══ Task material ══

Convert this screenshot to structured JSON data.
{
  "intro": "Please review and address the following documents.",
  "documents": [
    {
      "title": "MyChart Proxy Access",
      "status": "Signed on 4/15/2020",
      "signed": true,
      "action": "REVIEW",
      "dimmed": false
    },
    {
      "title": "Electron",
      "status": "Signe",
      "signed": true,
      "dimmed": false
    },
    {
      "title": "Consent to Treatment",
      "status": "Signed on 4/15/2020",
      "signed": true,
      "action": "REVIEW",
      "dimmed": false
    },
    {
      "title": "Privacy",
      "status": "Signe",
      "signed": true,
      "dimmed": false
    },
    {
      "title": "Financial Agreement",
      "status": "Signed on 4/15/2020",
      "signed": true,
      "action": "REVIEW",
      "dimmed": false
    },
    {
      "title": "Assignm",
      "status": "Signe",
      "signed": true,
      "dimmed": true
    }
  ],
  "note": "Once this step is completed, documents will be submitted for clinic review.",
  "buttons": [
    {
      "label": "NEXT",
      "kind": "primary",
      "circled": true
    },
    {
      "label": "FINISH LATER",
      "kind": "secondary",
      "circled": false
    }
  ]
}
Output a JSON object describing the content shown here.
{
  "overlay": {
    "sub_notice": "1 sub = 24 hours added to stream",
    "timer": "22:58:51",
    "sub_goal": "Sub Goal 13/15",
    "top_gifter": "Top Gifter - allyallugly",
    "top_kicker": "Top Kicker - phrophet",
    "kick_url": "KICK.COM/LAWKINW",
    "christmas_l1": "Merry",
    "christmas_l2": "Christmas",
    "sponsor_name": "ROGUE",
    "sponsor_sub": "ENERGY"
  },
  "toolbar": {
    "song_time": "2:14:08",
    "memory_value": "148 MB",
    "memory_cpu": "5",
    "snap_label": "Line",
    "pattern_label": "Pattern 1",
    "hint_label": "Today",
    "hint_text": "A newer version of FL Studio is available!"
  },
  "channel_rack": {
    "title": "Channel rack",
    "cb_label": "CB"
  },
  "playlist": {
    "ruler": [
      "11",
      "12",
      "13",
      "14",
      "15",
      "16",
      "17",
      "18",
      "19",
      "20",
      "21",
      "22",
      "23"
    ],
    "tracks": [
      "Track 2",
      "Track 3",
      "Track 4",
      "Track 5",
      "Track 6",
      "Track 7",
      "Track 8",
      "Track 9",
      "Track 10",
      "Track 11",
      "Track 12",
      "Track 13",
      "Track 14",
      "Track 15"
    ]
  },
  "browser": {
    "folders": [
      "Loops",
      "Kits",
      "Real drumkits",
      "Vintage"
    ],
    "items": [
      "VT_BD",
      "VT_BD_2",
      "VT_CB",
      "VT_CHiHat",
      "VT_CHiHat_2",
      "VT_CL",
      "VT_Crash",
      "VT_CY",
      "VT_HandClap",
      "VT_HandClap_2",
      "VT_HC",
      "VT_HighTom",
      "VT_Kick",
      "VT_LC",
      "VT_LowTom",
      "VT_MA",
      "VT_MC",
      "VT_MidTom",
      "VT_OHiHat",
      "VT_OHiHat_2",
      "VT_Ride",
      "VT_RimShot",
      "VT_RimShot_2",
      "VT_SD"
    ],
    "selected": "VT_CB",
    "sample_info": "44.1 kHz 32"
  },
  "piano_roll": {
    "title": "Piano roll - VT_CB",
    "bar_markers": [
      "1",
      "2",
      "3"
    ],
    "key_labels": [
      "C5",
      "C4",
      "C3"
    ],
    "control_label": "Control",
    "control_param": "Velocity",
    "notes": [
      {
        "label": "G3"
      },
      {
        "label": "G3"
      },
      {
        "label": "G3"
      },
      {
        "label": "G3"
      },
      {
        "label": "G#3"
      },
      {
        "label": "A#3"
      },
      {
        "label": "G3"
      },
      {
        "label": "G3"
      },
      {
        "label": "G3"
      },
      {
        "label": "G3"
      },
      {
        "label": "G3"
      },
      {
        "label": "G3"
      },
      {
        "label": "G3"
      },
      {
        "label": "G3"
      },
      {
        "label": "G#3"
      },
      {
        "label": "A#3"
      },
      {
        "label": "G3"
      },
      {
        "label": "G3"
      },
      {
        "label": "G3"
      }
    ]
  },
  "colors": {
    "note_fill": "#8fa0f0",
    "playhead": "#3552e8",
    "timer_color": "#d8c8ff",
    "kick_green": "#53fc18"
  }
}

═══

● Written problem: Each record above should be returned exactly as it appears.

● Task response:
Convert this screenshot to structured JSON data.
{
  "intro": "Please review and address the following documents.",
  "documents": [
    {
      "title": "MyChart Proxy Access",
      "status": "Signed on 4/15/2020",
      "signed": true,
      "action": "REVIEW",
      "dimmed": false
    },
    {
      "title": "Electron",
      "status": "Signe",
      "signed": true,
      "dimmed": false
    },
    {
      "title": "Consent to Treatment",
      "status": "Signed on 4/15/2020",
      "signed": true,
      "action": "REVIEW",
      "dimmed": false
    },
    {
      "title": "Privacy",
      "status": "Signe",
      "signed": true,
      "dimmed": false
    },
    {
      "title": "Financial Agreement",
      "status": "Signed on 4/15/2020",
      "signed": true,
      "action": "REVIEW",
      "dimmed": false
    },
    {
      "title": "Assignm",
      "status": "Signe",
      "signed": true,
      "dimmed": true
    }
  ],
  "note": "Once this step is completed, documents will be submitted for clinic review.",
  "buttons": [
    {
      "label": "NEXT",
      "kind": "primary",
      "circled": true
    },
    {
      "label": "FINISH LATER",
      "kind": "secondary",
      "circled": false
    }
  ]
}
Output a JSON object describing the content shown here.
{
  "overlay": {
    "sub_notice": "1 sub = 24 hours added to stream",
    "timer": "22:58:51",
    "sub_goal": "Sub Goal 13/15",
    "top_gifter": "Top Gifter - allyallugly",
    "top_kicker": "Top Kicker - phrophet",
    "kick_url": "KICK.COM/LAWKINW",
    "christmas_l1": "Merry",
    "christmas_l2": "Christmas",
    "sponsor_name": "ROGUE",
    "sponsor_sub": "ENERGY"
  },
  "toolbar": {
    "song_time": "2:14:08",
    "memory_value": "148 MB",
    "memory_cpu": "5",
    "snap_label": "Line",
    "pattern_label": "Pattern 1",
    "hint_label": "Today",
    "hint_text": "A newer version of FL Studio is available!"
  },
  "channel_rack": {
    "title": "Channel rack",
    "cb_label": "CB"
  },
  "playlist": {
    "ruler": [
      "11",
      "12",
      "13",
      "14",
      "15",
      "16",
      "17",
      "18",
      "19",
      "20",
      "21",
      "22",
      "23"
    ],
    "tracks": [
      "Track 2",
      "Track 3",
      "Track 4",
      "Track 5",
      "Track 6",
      "Track 7",
      "Track 8",
      "Track 9",
      "Track 10",
      "Track 11",
      "Track 12",
      "Track 13",
      "Track 14",
      "Track 15"
    ]
  },
  "browser": {
    "folders": [
      "Loops",
      "Kits",
      "Real drumkits",
      "Vintage"
    ],
    "items": [
      "VT_BD",
      "VT_BD_2",
      "VT_CB",
      "VT_CHiHat",
      "VT_CHiHat_2",
      "VT_CL",
      "VT_Crash",
      "VT_CY",
      "VT_HandClap",
      "VT_HandClap_2",
      "VT_HC",
      "VT_HighTom",
      "VT_Kick",
      "VT_LC",
      "VT_LowTom",
      "VT_MA",
      "VT_MC",
      "VT_MidTom",
      "VT_OHiHat",
      "VT_OHiHat_2",
      "VT_Ride",
      "VT_RimShot",
      "VT_RimShot_2",
      "VT_SD"
    ],
    "selected": "VT_CB",
    "sample_info": "44.1 kHz 32"
  },
  "piano_roll": {
    "title": "Piano roll - VT_CB",
    "bar_markers": [
      "1",
      "2",
      "3"
    ],
    "key_labels": [
      "C5",
      "C4",
      "C3"
    ],
    "control_label": "Control",
    "control_param": "Velocity",
    "notes": [
      {
        "label": "G3"
      },
      {
        "label": "G3"
      },
      {
        "label": "G3"
      },
      {
        "label": "G3"
      },
      {
        "label": "G#3"
      },
      {
        "label": "A#3"
      },
      {
        "label": "G3"
      },
      {
        "label": "G3"
      },
      {
        "label": "G3"
      },
      {
        "label": "G3"
      },
      {
        "label": "G3"
      },
      {
        "label": "G3"
      },
      {
        "label": "G3"
      },
      {
        "label": "G3"
      },
      {
        "label": "G#3"
      },
      {
        "label": "A#3"
      },
      {
        "label": "G3"
      },
      {
        "label": "G3"
      },
      {
        "label": "G3"
      }
    ]
  },
  "colors": {
    "note_fill": "#8fa0f0",
    "playhead": "#3552e8",
    "timer_color": "#d8c8ff",
    "kick_green": "#53fc18"
  }
}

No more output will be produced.